Objective:
Transcribe every line, keeping it exact.

-- start Data --

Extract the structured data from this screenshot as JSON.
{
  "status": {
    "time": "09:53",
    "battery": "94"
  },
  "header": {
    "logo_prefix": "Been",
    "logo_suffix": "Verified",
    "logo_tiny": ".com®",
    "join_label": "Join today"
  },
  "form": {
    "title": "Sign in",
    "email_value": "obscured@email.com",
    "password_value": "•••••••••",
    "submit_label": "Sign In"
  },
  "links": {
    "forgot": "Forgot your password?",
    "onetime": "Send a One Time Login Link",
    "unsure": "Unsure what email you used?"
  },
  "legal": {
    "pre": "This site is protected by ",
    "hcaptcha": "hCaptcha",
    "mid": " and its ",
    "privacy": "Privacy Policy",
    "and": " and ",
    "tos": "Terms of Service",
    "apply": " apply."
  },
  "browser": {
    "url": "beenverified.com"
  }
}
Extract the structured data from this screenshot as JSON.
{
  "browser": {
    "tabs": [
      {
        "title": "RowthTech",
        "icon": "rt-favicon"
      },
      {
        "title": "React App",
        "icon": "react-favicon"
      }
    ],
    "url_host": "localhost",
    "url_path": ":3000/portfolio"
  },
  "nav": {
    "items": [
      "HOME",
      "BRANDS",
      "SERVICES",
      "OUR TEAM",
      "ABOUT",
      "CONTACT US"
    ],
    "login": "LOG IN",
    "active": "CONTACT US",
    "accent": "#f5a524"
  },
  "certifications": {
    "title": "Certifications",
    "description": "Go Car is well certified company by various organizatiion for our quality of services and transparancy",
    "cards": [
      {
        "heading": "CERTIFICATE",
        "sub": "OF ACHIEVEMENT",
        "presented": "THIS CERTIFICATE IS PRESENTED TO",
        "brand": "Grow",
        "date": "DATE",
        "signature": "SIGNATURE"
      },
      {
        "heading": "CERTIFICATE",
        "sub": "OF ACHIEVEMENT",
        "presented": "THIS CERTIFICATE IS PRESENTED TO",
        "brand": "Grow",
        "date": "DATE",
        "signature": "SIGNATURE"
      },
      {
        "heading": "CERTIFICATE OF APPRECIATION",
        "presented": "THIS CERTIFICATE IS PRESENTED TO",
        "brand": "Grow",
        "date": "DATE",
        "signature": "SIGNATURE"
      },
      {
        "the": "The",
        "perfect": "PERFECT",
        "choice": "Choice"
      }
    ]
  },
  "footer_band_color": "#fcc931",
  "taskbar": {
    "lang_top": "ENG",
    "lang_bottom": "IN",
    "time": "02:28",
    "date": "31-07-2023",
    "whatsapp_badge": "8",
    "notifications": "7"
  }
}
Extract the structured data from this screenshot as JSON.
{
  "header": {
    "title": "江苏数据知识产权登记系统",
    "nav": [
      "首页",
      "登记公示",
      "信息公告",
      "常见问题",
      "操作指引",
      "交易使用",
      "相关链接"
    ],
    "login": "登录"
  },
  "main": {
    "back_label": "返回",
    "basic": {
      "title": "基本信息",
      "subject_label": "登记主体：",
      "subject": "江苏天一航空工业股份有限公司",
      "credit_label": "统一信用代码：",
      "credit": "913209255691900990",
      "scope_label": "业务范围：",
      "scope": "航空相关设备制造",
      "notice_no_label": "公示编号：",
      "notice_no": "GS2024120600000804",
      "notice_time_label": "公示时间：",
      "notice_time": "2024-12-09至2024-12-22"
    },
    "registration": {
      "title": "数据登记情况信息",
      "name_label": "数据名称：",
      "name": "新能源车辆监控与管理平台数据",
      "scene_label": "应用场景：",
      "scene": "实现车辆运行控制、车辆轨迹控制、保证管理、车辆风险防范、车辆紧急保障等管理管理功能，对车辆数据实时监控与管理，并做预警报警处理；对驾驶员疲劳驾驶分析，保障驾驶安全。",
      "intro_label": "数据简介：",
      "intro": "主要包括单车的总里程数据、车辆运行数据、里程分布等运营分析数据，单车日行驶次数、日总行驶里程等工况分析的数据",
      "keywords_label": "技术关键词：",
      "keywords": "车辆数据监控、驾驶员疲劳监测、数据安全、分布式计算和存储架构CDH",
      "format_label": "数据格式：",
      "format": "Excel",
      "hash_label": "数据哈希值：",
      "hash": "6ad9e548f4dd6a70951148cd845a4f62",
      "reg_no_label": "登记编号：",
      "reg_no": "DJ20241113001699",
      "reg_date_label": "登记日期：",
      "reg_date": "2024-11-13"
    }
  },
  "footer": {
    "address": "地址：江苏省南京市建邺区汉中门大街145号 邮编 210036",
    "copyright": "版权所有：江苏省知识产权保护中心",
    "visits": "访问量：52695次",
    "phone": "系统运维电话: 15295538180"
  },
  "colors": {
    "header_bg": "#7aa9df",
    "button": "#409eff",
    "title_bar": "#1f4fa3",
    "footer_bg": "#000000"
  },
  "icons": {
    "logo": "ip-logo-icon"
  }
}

-- end Data --

Reply:
Extract the structured data from this screenshot as JSON.
{
  "status": {
    "time": "09:53",
    "battery": "94"
  },
  "header": {
    "logo_prefix": "Been",
    "logo_suffix": "Verified",
    "logo_tiny": ".com®",
    "join_label": "Join today"
  },
  "form": {
    "title": "Sign in",
    "email_value": "obscured@email.com",
    "password_value": "•••••••••",
    "submit_label": "Sign In"
  },
  "links": {
    "forgot": "Forgot your password?",
    "onetime": "Send a One Time Login Link",
    "unsure": "Unsure what email you used?"
  },
  "legal": {
    "pre": "This site is protected by ",
    "hcaptcha": "hCaptcha",
    "mid": " and its ",
    "privacy": "Privacy Policy",
    "and": " and ",
    "tos": "Terms of Service",
    "apply": " apply."
  },
  "browser": {
    "url": "beenverified.com"
  }
}
Extract the structured data from this screenshot as JSON.
{
  "browser": {
    "tabs": [
      {
        "title": "RowthTech",
        "icon": "rt-favicon"
      },
      {
        "title": "React App",
        "icon": "react-favicon"
      }
    ],
    "url_host": "localhost",
    "url_path": ":3000/portfolio"
  },
  "nav": {
    "items": [
      "HOME",
      "BRANDS",
      "SERVICES",
      "OUR TEAM",
      "ABOUT",
      "CONTACT US"
    ],
    "login": "LOG IN",
    "active": "CONTACT US",
    "accent": "#f5a524"
  },
  "certifications": {
    "title": "Certifications",
    "description": "Go Car is well certified company by various organizatiion for our quality of services and transparancy",
    "cards": [
      {
        "heading": "CERTIFICATE",
        "sub": "OF ACHIEVEMENT",
        "presented": "THIS CERTIFICATE IS PRESENTED TO",
        "brand": "Grow",
        "date": "DATE",
        "signature": "SIGNATURE"
      },
      {
        "heading": "CERTIFICATE",
        "sub": "OF ACHIEVEMENT",
        "presented": "THIS CERTIFICATE IS PRESENTED TO",
        "brand": "Grow",
        "date": "DATE",
        "signature": "SIGNATURE"
      },
      {
        "heading": "CERTIFICATE OF APPRECIATION",
        "presented": "THIS CERTIFICATE IS PRESENTED TO",
        "brand": "Grow",
        "date": "DATE",
        "signature": "SIGNATURE"
      },
      {
        "the": "The",
        "perfect": "PERFECT",
        "choice": "Choice"
      }
    ]
  },
  "footer_band_color": "#fcc931",
  "taskbar": {
    "lang_top": "ENG",
    "lang_bottom": "IN",
    "time": "02:28",
    "date": "31-07-2023",
    "whatsapp_badge": "8",
    "notifications": "7"
  }
}
Extract the structured data from this screenshot as JSON.
{
  "header": {
    "title": "江苏数据知识产权登记系统",
    "nav": [
      "首页",
      "登记公示",
      "信息公告",
      "常见问题",
      "操作指引",
      "交易使用",
      "相关链接"
    ],
    "login": "登录"
  },
  "main": {
    "back_label": "返回",
    "basic": {
      "title": "基本信息",
      "subject_label": "登记主体：",
      "subject": "江苏天一航空工业股份有限公司",
      "credit_label": "统一信用代码：",
      "credit": "913209255691900990",
      "scope_label": "业务范围：",
      "scope": "航空相关设备制造",
      "notice_no_label": "公示编号：",
      "notice_no": "GS2024120600000804",
      "notice_time_label": "公示时间：",
      "notice_time": "2024-12-09至2024-12-22"
    },
    "registration": {
      "title": "数据登记情况信息",
      "name_label": "数据名称：",
      "name": "新能源车辆监控与管理平台数据",
      "scene_label": "应用场景：",
      "scene": "实现车辆运行控制、车辆轨迹控制、保证管理、车辆风险防范、车辆紧急保障等管理管理功能，对车辆数据实时监控与管理，并做预警报警处理；对驾驶员疲劳驾驶分析，保障驾驶安全。",
      "intro_label": "数据简介：",
      "intro": "主要包括单车的总里程数据、车辆运行数据、里程分布等运营分析数据，单车日行驶次数、日总行驶里程等工况分析的数据",
      "keywords_label": "技术关键词：",
      "keywords": "车辆数据监控、驾驶员疲劳监测、数据安全、分布式计算和存储架构CDH",
      "format_label": "数据格式：",
      "format": "Excel",
      "hash_label": "数据哈希值：",
      "hash": "6ad9e548f4dd6a70951148cd845a4f62",
      "reg_no_label": "登记编号：",
      "reg_no": "DJ20241113001699",
      "reg_date_label": "登记日期：",
      "reg_date": "2024-11-13"
    }
  },
  "footer": {
    "address": "地址：江苏省南京市建邺区汉中门大街145号 邮编 210036",
    "copyright": "版权所有：江苏省知识产权保护中心",
    "visits": "访问量：52695次",
    "phone": "系统运维电话: 15295538180"
  },
  "colors": {
    "header_bg": "#7aa9df",
    "button": "#409eff",
    "title_bar": "#1f4fa3",
    "footer_bg": "#000000"
  },
  "icons": {
    "logo": "ip-logo-icon"
  }
}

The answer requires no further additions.